Given exercise:
Return a copy of each line that holds the string "ISOPODA".

---- Data provided

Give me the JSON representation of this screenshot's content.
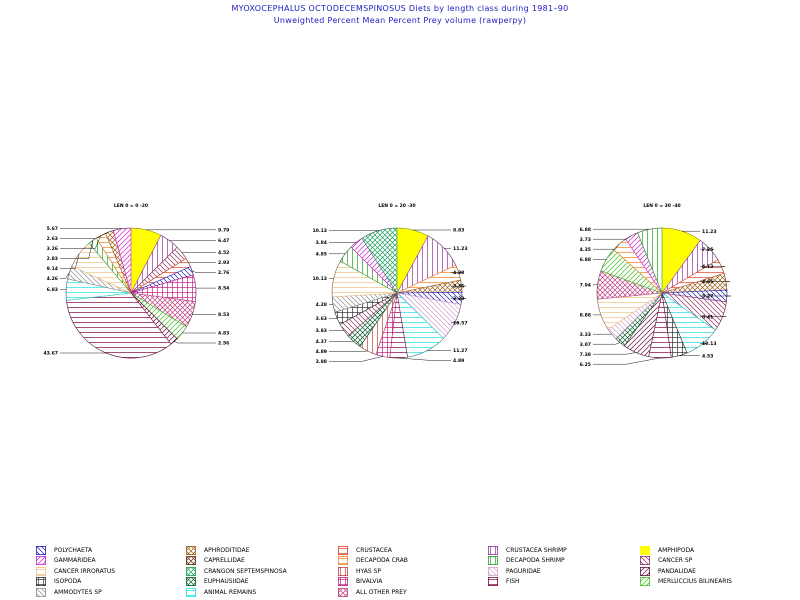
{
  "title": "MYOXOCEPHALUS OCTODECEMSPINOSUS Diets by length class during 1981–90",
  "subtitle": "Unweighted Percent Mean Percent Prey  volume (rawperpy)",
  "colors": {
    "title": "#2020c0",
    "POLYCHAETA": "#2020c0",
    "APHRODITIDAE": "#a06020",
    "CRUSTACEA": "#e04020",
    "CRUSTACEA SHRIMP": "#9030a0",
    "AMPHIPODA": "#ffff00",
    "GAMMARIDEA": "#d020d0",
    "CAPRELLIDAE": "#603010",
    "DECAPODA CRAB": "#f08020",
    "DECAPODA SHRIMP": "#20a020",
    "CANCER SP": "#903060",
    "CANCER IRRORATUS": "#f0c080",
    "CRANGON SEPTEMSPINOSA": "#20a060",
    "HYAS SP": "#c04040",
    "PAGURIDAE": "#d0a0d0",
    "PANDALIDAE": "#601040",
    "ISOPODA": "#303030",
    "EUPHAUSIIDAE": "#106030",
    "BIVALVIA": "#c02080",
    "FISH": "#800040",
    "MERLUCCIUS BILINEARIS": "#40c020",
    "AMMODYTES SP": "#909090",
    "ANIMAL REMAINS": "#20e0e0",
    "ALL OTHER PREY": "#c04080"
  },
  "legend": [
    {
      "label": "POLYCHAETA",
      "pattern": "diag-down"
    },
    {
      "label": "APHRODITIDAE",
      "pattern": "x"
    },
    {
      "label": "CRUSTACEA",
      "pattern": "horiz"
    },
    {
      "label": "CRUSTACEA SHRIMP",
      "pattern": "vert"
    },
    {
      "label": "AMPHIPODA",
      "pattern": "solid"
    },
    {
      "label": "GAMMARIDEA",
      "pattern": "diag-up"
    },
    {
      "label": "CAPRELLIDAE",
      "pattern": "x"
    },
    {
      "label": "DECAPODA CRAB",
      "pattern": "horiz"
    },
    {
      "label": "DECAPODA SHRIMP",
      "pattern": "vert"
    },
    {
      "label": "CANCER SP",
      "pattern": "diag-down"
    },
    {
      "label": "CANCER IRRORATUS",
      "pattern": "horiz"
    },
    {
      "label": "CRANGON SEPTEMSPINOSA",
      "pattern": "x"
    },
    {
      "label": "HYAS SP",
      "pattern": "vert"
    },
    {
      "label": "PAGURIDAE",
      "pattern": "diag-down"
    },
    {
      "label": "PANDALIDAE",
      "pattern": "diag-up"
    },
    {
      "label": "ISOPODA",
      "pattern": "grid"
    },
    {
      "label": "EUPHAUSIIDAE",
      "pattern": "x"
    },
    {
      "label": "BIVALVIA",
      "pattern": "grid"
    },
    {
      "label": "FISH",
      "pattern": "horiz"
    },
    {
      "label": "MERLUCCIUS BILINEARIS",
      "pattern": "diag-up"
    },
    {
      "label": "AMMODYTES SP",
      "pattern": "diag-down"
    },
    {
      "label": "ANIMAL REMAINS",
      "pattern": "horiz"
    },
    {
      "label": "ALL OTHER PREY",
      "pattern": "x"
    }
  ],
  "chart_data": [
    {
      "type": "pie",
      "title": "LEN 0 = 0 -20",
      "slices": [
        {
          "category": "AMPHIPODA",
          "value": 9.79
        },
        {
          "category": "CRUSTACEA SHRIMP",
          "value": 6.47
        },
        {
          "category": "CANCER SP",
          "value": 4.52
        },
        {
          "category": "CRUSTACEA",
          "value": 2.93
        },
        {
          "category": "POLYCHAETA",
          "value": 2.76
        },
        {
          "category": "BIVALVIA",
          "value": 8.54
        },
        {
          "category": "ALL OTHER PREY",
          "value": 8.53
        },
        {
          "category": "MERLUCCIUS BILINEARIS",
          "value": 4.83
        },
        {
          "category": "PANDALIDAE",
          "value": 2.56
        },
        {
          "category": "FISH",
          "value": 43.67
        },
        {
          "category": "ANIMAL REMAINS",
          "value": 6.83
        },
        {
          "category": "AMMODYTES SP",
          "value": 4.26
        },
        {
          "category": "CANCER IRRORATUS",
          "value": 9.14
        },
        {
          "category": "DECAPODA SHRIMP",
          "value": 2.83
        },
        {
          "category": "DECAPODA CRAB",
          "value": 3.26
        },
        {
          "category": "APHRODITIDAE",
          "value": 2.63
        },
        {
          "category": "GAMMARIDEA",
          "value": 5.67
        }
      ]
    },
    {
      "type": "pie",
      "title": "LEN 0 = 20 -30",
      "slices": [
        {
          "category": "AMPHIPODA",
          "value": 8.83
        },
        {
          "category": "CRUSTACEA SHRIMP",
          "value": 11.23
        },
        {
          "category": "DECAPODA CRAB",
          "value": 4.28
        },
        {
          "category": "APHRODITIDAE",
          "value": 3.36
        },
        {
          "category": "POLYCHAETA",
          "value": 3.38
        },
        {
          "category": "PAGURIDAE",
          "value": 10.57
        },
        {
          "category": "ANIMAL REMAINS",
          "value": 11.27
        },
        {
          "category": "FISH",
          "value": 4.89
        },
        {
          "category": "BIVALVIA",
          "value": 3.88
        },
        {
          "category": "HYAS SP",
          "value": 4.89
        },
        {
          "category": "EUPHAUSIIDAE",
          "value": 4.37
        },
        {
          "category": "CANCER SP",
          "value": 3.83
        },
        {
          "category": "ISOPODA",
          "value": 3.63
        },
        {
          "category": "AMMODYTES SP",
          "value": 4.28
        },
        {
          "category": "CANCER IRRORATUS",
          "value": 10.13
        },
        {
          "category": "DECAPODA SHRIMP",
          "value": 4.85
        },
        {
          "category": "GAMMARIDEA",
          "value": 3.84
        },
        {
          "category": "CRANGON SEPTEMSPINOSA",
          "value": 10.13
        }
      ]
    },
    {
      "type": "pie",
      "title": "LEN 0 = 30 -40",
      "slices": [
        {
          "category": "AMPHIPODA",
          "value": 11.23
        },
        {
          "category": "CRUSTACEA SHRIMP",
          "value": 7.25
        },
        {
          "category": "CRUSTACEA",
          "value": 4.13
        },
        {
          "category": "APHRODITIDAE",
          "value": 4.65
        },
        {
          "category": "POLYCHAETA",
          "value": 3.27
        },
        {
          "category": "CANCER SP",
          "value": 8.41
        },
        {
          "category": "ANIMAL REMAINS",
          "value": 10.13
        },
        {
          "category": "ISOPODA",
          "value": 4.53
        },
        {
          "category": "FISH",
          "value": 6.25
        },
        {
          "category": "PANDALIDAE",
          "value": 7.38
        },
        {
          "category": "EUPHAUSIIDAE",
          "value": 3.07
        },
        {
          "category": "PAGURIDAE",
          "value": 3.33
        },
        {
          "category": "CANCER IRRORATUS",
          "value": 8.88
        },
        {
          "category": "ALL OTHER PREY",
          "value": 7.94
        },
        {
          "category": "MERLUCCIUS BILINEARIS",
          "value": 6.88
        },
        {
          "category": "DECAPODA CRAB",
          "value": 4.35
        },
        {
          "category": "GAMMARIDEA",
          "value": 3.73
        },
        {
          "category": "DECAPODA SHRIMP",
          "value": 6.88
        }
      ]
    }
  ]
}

--------
---- Data provided

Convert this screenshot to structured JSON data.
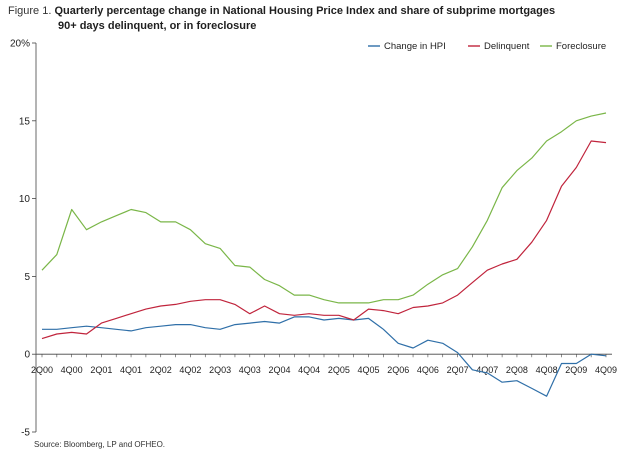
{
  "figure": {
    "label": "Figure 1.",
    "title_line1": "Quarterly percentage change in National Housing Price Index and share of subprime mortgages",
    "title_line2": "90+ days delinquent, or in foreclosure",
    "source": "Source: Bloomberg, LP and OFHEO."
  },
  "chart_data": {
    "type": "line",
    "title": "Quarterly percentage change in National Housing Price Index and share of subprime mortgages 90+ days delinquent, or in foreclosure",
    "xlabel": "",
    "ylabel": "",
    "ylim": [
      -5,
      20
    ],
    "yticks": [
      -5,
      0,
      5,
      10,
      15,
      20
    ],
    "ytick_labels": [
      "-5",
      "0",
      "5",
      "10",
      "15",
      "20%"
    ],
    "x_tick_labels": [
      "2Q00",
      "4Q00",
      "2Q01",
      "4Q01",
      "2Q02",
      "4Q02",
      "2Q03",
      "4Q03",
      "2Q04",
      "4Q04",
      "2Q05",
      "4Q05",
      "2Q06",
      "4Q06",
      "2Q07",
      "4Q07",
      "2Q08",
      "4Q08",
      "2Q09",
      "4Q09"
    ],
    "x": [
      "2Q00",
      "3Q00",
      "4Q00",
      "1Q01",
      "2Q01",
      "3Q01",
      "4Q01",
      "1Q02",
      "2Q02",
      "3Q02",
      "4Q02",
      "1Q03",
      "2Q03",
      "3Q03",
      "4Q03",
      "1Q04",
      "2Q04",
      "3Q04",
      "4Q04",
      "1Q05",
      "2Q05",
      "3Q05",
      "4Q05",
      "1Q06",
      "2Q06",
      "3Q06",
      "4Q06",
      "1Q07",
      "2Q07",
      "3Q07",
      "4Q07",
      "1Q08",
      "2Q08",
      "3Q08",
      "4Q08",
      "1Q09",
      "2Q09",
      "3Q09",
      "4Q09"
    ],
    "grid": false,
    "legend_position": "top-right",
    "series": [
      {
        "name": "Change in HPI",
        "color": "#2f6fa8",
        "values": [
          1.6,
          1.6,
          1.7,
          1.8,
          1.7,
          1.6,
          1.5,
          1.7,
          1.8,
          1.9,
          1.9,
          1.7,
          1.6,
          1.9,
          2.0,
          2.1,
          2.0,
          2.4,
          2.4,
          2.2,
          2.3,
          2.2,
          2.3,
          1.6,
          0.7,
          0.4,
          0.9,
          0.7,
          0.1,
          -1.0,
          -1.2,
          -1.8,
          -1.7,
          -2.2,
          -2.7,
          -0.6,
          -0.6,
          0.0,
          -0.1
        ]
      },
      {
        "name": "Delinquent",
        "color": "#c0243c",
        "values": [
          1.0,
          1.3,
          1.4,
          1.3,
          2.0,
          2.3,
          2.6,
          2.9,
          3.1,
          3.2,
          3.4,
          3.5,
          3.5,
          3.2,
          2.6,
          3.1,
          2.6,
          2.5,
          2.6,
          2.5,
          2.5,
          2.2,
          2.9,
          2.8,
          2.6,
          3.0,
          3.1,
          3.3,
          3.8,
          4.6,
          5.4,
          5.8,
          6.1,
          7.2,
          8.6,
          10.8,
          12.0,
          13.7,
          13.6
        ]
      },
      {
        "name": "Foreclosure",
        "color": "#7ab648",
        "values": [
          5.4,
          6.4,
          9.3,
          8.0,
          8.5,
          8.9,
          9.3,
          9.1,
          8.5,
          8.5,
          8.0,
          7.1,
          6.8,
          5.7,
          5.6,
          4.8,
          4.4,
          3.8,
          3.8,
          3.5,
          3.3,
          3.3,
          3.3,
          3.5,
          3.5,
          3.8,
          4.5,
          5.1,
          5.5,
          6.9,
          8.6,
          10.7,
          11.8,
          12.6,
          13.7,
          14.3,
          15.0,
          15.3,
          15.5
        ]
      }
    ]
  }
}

--------

Output for this exercise:
    "ISOPODA": "#303030",
      "label": "ISOPODA",
          "category": "ISOPODA",
          "category": "ISOPODA",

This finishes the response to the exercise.